[The input start]

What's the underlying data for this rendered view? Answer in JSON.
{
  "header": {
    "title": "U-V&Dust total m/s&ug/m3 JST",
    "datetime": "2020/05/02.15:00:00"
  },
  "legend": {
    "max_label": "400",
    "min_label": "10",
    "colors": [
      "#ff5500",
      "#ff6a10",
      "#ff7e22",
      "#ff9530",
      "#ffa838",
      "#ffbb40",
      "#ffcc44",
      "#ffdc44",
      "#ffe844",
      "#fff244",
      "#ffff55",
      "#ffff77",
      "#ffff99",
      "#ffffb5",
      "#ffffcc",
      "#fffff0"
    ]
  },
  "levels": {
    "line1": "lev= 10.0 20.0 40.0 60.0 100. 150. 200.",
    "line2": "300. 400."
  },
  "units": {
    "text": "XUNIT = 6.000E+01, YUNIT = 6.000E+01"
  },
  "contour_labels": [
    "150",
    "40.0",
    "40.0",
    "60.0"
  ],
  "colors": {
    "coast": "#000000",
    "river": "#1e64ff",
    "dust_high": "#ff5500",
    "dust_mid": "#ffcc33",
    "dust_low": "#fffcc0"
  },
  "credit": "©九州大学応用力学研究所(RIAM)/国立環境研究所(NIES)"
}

[The input end]

**Task details**.
Copy every line verbatim.

**Task solution**.
What's the underlying data for this rendered view? Answer in JSON.
{
  "header": {
    "title": "U-V&Dust total m/s&ug/m3 JST",
    "datetime": "2020/05/02.15:00:00"
  },
  "legend": {
    "max_label": "400",
    "min_label": "10",
    "colors": [
      "#ff5500",
      "#ff6a10",
      "#ff7e22",
      "#ff9530",
      "#ffa838",
      "#ffbb40",
      "#ffcc44",
      "#ffdc44",
      "#ffe844",
      "#fff244",
      "#ffff55",
      "#ffff77",
      "#ffff99",
      "#ffffb5",
      "#ffffcc",
      "#fffff0"
    ]
  },
  "levels": {
    "line1": "lev= 10.0 20.0 40.0 60.0 100. 150. 200.",
    "line2": "300. 400."
  },
  "units": {
    "text": "XUNIT = 6.000E+01, YUNIT = 6.000E+01"
  },
  "contour_labels": [
    "150",
    "40.0",
    "40.0",
    "60.0"
  ],
  "colors": {
    "coast": "#000000",
    "river": "#1e64ff",
    "dust_high": "#ff5500",
    "dust_mid": "#ffcc33",
    "dust_low": "#fffcc0"
  },
  "credit": "©九州大学応用力学研究所(RIAM)/国立環境研究所(NIES)"
}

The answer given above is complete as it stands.